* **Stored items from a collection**
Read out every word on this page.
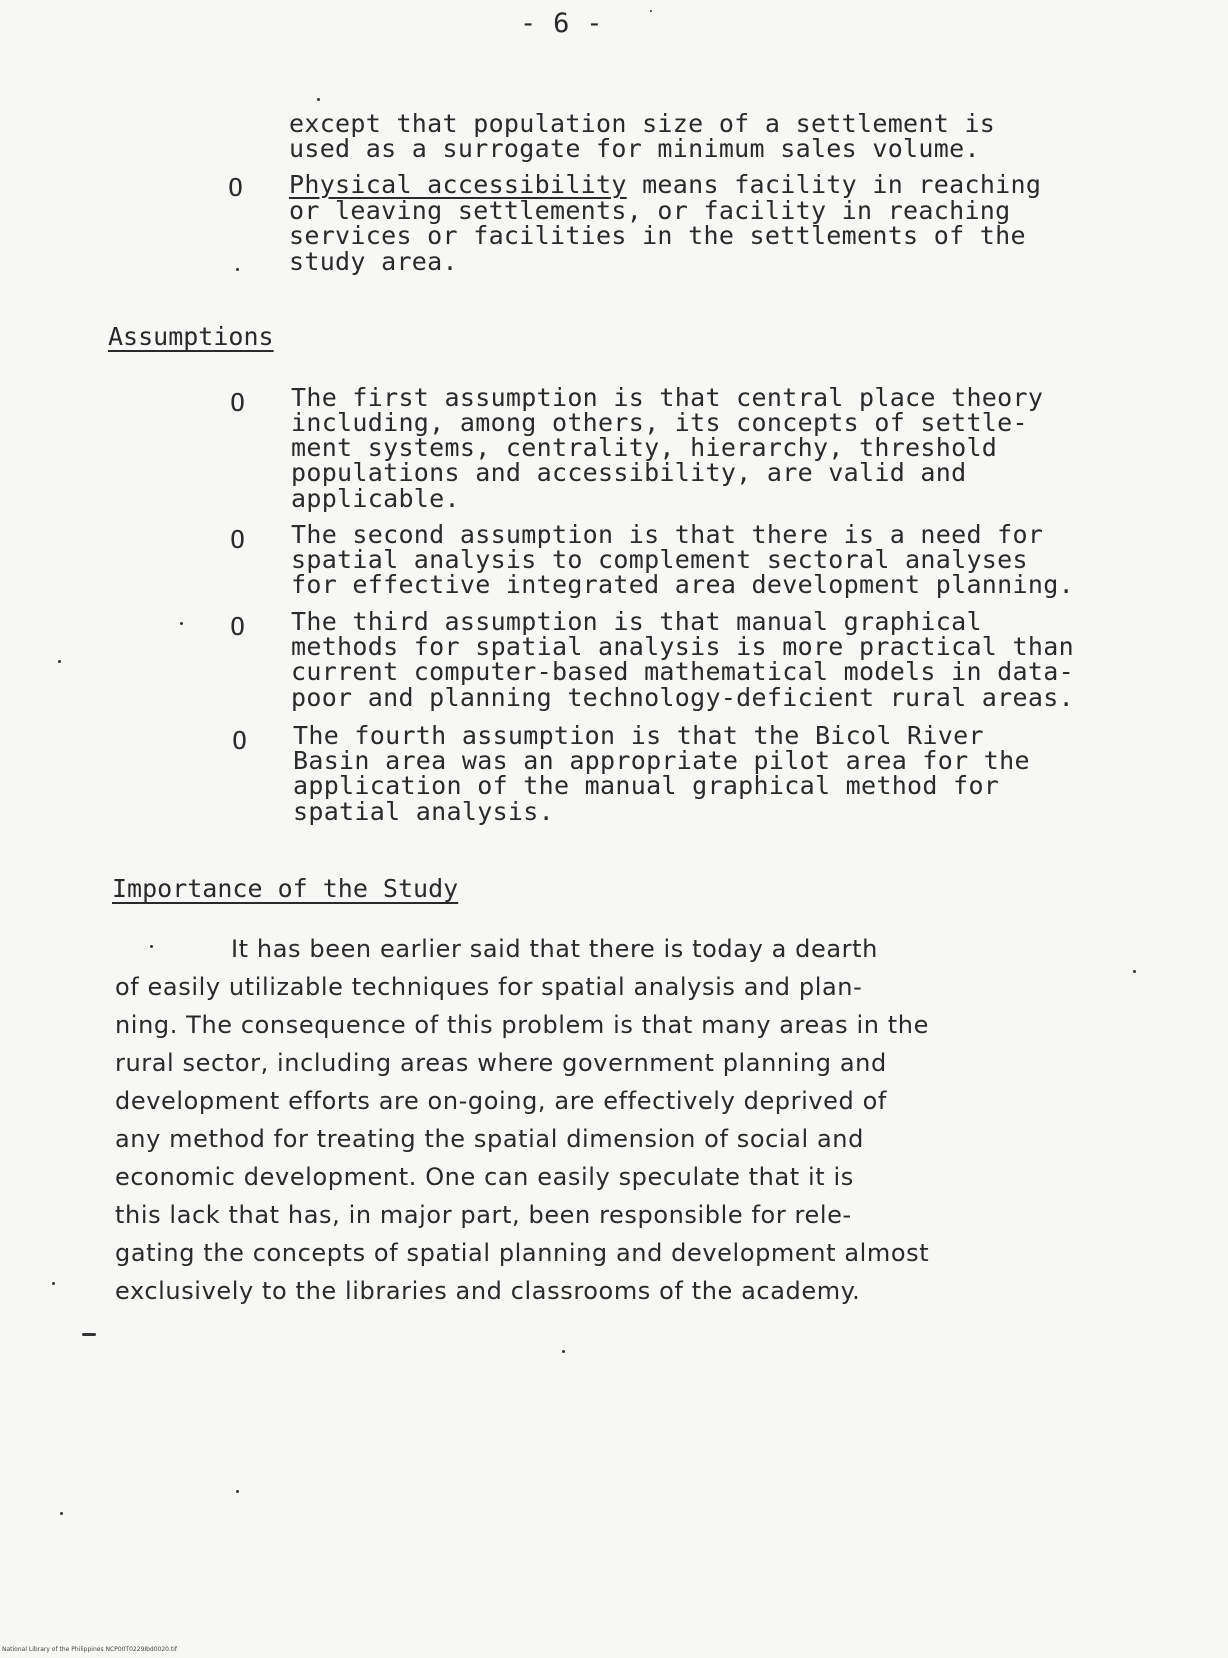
- 6 -
except that population size of a settlement is
used as a surrogate for minimum sales volume.
O Physical accessibility means facility in reaching
or leaving settlements, or facility in reaching
services or facilities in the settlements of the
study area.
Assumptions
O The first assumption is that central place theory
including, among others, its concepts of settle-
ment systems, centrality, hierarchy, threshold
populations and accessibility, are valid and
applicable.
O The second assumption is that there is a need for
spatial analysis to complement sectoral analyses
for effective integrated area development planning.
O The third assumption is that manual graphical
methods for spatial analysis is more practical than
current computer-based mathematical models in data-
poor and planning technology-deficient rural areas.
O The fourth assumption is that the Bicol River
Basin area was an appropriate pilot area for the
application of the manual graphical method for
spatial analysis.
Importance of the Study
It has been earlier said that there is today a dearth
of easily utilizable techniques for spatial analysis and plan-
ning. The consequence of this problem is that many areas in the
rural sector, including areas where government planning and
development efforts are on-going, are effectively deprived of
any method for treating the spatial dimension of social and
economic development. One can easily speculate that it is
this lack that has, in major part, been responsible for rele-
gating the concepts of spatial planning and development almost
exclusively to the libraries and classrooms of the academy.
National Library of the Philippines NCP00T0229Ibd0020.tif
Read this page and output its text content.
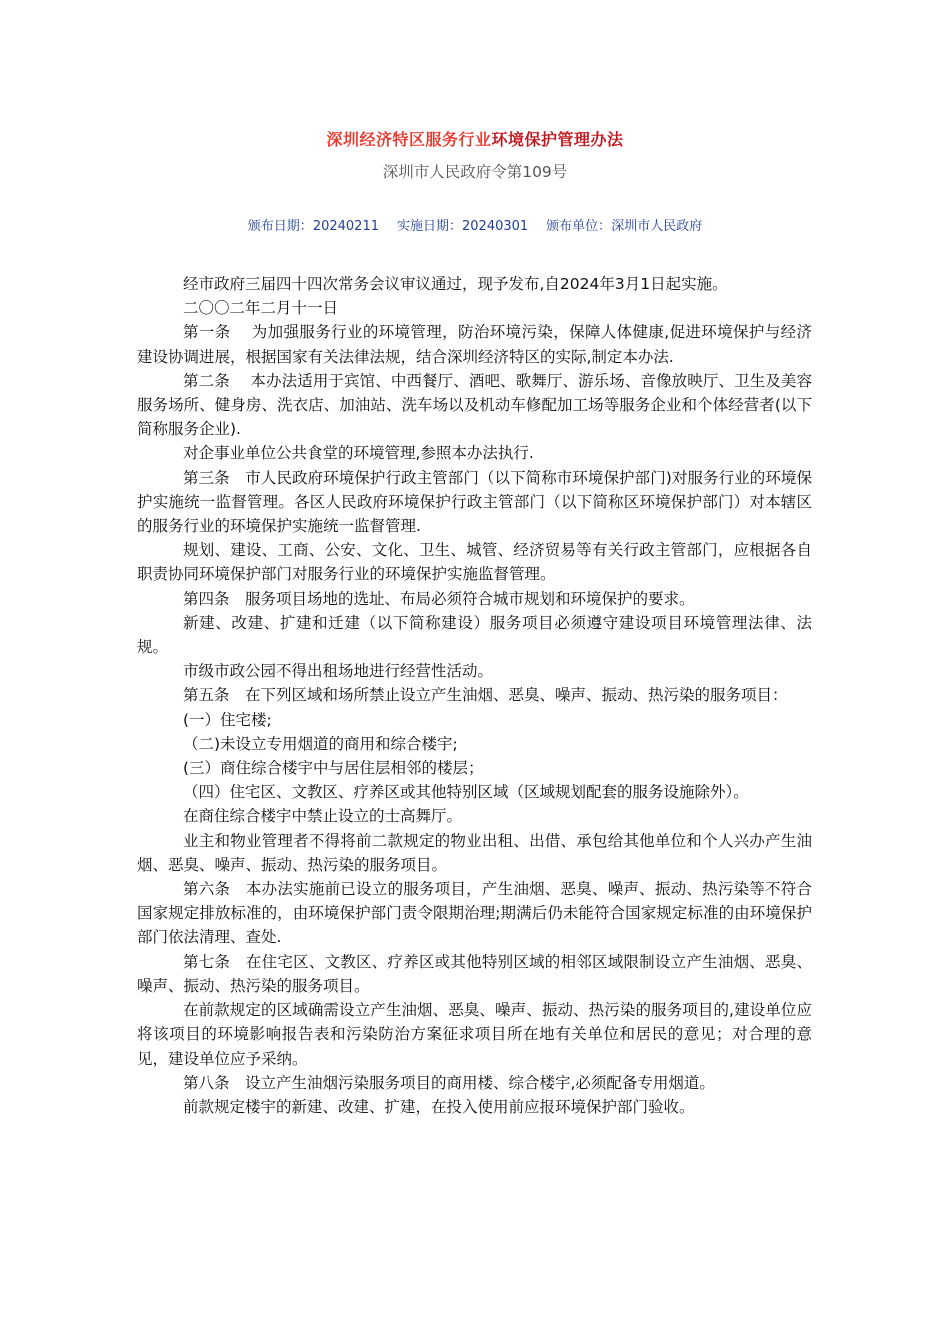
深圳经济特区服务行业环境保护管理办法
深圳市人民政府令第109号
颁布日期：20240211 实施日期：20240301 颁布单位：深圳市人民政府

经市政府三届四十四次常务会议审议通过，现予发布,自2024年3月1日起实施。

二〇〇二年二月十一日

第一条　 为加强服务行业的环境管理，防治环境污染，保障人体健康,促进环境保护与经济建设协调进展，根据国家有关法律法规，结合深圳经济特区的实际,制定本办法.

第二条　 本办法适用于宾馆、中西餐厅、酒吧、歌舞厅、游乐场、音像放映厅、卫生及美容服务场所、健身房、洗衣店、加油站、洗车场以及机动车修配加工场等服务企业和个体经营者(以下简称服务企业).

对企事业单位公共食堂的环境管理,参照本办法执行.

第三条　市人民政府环境保护行政主管部门（以下简称市环境保护部门)对服务行业的环境保护实施统一监督管理。各区人民政府环境保护行政主管部门（以下简称区环境保护部门）对本辖区的服务行业的环境保护实施统一监督管理.

规划、建设、工商、公安、文化、卫生、城管、经济贸易等有关行政主管部门，应根据各自职责协同环境保护部门对服务行业的环境保护实施监督管理。

第四条　服务项目场地的选址、布局必须符合城市规划和环境保护的要求。

新建、改建、扩建和迁建（以下简称建设）服务项目必须遵守建设项目环境管理法律、法规。

市级市政公园不得出租场地进行经营性活动。

第五条　在下列区域和场所禁止设立产生油烟、恶臭、噪声、振动、热污染的服务项目：

(一）住宅楼;

（二)未设立专用烟道的商用和综合楼宇;

(三）商住综合楼宇中与居住层相邻的楼层；

（四）住宅区、文教区、疗养区或其他特别区域（区域规划配套的服务设施除外）。

在商住综合楼宇中禁止设立的士高舞厅。

业主和物业管理者不得将前二款规定的物业出租、出借、承包给其他单位和个人兴办产生油烟、恶臭、噪声、振动、热污染的服务项目。

第六条　本办法实施前已设立的服务项目，产生油烟、恶臭、噪声、振动、热污染等不符合国家规定排放标准的，由环境保护部门责令限期治理;期满后仍未能符合国家规定标准的由环境保护部门依法清理、查处.

第七条　在住宅区、文教区、疗养区或其他特别区域的相邻区域限制设立产生油烟、恶臭、噪声、振动、热污染的服务项目。

在前款规定的区域确需设立产生油烟、恶臭、噪声、振动、热污染的服务项目的,建设单位应将该项目的环境影响报告表和污染防治方案征求项目所在地有关单位和居民的意见；对合理的意见，建设单位应予采纳。

第八条　设立产生油烟污染服务项目的商用楼、综合楼宇,必须配备专用烟道。

前款规定楼宇的新建、改建、扩建，在投入使用前应报环境保护部门验收。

* **WHAT YOU HAVE TO DO**
Without including the pictures, return each record above exactly as it stands.

* **RESULT FOR THIS TASK**
Read out every word on this page.
- 6 -
except that population size of a settlement is
used as a surrogate for minimum sales volume.
O Physical accessibility means facility in reaching
or leaving settlements, or facility in reaching
services or facilities in the settlements of the
study area.
Assumptions
O The first assumption is that central place theory
including, among others, its concepts of settle-
ment systems, centrality, hierarchy, threshold
populations and accessibility, are valid and
applicable.
O The second assumption is that there is a need for
spatial analysis to complement sectoral analyses
for effective integrated area development planning.
O The third assumption is that manual graphical
methods for spatial analysis is more practical than
current computer-based mathematical models in data-
poor and planning technology-deficient rural areas.
O The fourth assumption is that the Bicol River
Basin area was an appropriate pilot area for the
application of the manual graphical method for
spatial analysis.
Importance of the Study
It has been earlier said that there is today a dearth
of easily utilizable techniques for spatial analysis and plan-
ning. The consequence of this problem is that many areas in the
rural sector, including areas where government planning and
development efforts are on-going, are effectively deprived of
any method for treating the spatial dimension of social and
economic development. One can easily speculate that it is
this lack that has, in major part, been responsible for rele-
gating the concepts of spatial planning and development almost
exclusively to the libraries and classrooms of the academy.
National Library of the Philippines NCP00T0229Ibd0020.tif
Read this page and output its text content.
深圳经济特区服务行业环境保护管理办法
深圳市人民政府令第109号
颁布日期：20240211 实施日期：20240301 颁布单位：深圳市人民政府

经市政府三届四十四次常务会议审议通过，现予发布,自2024年3月1日起实施。

二〇〇二年二月十一日

第一条　 为加强服务行业的环境管理，防治环境污染，保障人体健康,促进环境保护与经济建设协调进展，根据国家有关法律法规，结合深圳经济特区的实际,制定本办法.

第二条　 本办法适用于宾馆、中西餐厅、酒吧、歌舞厅、游乐场、音像放映厅、卫生及美容服务场所、健身房、洗衣店、加油站、洗车场以及机动车修配加工场等服务企业和个体经营者(以下简称服务企业).

对企事业单位公共食堂的环境管理,参照本办法执行.

第三条　市人民政府环境保护行政主管部门（以下简称市环境保护部门)对服务行业的环境保护实施统一监督管理。各区人民政府环境保护行政主管部门（以下简称区环境保护部门）对本辖区的服务行业的环境保护实施统一监督管理.

规划、建设、工商、公安、文化、卫生、城管、经济贸易等有关行政主管部门，应根据各自职责协同环境保护部门对服务行业的环境保护实施监督管理。

第四条　服务项目场地的选址、布局必须符合城市规划和环境保护的要求。

新建、改建、扩建和迁建（以下简称建设）服务项目必须遵守建设项目环境管理法律、法规。

市级市政公园不得出租场地进行经营性活动。

第五条　在下列区域和场所禁止设立产生油烟、恶臭、噪声、振动、热污染的服务项目：

(一）住宅楼;

（二)未设立专用烟道的商用和综合楼宇;

(三）商住综合楼宇中与居住层相邻的楼层；

（四）住宅区、文教区、疗养区或其他特别区域（区域规划配套的服务设施除外）。

在商住综合楼宇中禁止设立的士高舞厅。

业主和物业管理者不得将前二款规定的物业出租、出借、承包给其他单位和个人兴办产生油烟、恶臭、噪声、振动、热污染的服务项目。

第六条　本办法实施前已设立的服务项目，产生油烟、恶臭、噪声、振动、热污染等不符合国家规定排放标准的，由环境保护部门责令限期治理;期满后仍未能符合国家规定标准的由环境保护部门依法清理、查处.

第七条　在住宅区、文教区、疗养区或其他特别区域的相邻区域限制设立产生油烟、恶臭、噪声、振动、热污染的服务项目。

在前款规定的区域确需设立产生油烟、恶臭、噪声、振动、热污染的服务项目的,建设单位应将该项目的环境影响报告表和污染防治方案征求项目所在地有关单位和居民的意见；对合理的意见，建设单位应予采纳。

第八条　设立产生油烟污染服务项目的商用楼、综合楼宇,必须配备专用烟道。

前款规定楼宇的新建、改建、扩建，在投入使用前应报环境保护部门验收。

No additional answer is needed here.